*What to produce*
Across the entries below, how many lines contain the string "όλες"? Give only the count.

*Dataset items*
****************

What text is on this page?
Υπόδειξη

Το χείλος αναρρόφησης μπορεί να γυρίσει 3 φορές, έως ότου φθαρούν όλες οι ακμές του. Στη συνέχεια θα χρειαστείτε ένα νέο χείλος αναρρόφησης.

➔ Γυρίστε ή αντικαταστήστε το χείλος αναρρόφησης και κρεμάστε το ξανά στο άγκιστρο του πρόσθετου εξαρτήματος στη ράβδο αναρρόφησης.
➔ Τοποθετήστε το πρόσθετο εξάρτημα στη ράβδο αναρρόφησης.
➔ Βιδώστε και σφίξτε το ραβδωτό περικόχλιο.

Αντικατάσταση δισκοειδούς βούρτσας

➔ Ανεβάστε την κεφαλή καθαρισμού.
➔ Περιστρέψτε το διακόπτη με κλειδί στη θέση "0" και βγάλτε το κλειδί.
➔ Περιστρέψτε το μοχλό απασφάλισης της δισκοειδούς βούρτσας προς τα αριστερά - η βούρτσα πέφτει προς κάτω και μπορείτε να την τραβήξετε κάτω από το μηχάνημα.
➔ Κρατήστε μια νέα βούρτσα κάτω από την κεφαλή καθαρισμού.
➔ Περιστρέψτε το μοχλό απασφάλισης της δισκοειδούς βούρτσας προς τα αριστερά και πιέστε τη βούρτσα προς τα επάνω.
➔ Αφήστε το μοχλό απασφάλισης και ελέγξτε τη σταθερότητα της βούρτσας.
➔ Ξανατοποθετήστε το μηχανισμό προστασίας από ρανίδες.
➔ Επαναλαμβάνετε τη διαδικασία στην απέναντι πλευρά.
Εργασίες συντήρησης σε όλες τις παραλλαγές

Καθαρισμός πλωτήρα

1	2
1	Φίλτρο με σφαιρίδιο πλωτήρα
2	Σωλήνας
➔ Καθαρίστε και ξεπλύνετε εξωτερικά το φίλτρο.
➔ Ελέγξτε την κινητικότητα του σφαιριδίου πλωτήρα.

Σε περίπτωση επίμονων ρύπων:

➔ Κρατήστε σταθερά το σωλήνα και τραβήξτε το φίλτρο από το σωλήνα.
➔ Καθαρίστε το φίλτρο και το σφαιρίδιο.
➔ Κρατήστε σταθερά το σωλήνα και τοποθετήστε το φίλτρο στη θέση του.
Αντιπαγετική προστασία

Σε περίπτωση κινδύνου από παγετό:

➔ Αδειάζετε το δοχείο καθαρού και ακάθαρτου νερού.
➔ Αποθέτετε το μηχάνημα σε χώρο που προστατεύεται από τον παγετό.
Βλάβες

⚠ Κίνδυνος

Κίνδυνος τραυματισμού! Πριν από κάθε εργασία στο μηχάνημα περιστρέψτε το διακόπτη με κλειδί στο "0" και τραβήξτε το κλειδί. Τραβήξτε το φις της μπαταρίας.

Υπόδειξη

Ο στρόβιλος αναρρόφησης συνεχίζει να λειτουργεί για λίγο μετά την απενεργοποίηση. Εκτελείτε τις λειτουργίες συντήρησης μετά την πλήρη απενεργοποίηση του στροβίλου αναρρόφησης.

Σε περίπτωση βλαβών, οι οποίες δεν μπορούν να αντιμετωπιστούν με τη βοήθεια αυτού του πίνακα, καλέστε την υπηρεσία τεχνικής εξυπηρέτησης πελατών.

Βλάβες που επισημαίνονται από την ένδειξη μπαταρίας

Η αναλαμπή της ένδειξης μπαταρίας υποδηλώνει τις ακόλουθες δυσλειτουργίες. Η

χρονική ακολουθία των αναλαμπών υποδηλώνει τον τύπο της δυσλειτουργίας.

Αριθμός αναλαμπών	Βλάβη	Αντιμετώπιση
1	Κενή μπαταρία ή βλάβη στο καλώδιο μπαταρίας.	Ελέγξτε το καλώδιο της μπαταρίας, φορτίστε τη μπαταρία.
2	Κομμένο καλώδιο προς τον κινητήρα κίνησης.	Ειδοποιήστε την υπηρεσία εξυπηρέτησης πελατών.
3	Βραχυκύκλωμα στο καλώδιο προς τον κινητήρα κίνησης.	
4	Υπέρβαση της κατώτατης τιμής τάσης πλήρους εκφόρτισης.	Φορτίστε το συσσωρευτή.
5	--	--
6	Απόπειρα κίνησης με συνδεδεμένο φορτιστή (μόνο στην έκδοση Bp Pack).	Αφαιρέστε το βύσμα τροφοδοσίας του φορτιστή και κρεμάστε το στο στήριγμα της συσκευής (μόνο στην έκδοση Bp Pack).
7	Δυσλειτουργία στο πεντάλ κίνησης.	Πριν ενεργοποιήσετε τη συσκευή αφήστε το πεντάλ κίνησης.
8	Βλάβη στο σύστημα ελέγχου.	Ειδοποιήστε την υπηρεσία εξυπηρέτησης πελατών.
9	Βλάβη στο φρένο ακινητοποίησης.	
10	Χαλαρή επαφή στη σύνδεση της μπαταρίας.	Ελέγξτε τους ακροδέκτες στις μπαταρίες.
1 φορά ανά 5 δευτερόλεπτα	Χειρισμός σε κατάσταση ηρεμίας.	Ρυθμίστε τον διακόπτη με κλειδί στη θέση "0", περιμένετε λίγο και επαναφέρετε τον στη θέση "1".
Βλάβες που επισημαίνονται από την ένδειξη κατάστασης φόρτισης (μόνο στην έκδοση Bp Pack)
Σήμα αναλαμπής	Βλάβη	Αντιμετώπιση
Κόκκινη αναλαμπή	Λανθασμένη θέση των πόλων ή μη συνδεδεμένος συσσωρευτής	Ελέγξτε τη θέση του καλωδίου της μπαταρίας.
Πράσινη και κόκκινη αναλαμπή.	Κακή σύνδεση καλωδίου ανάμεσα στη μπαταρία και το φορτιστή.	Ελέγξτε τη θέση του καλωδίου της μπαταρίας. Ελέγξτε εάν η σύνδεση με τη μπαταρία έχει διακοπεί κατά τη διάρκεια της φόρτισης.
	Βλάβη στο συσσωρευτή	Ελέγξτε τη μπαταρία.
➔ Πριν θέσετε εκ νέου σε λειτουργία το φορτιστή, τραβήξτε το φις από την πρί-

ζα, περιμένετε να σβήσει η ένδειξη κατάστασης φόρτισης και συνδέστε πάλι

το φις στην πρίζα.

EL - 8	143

****************

*Output of the exercise*
2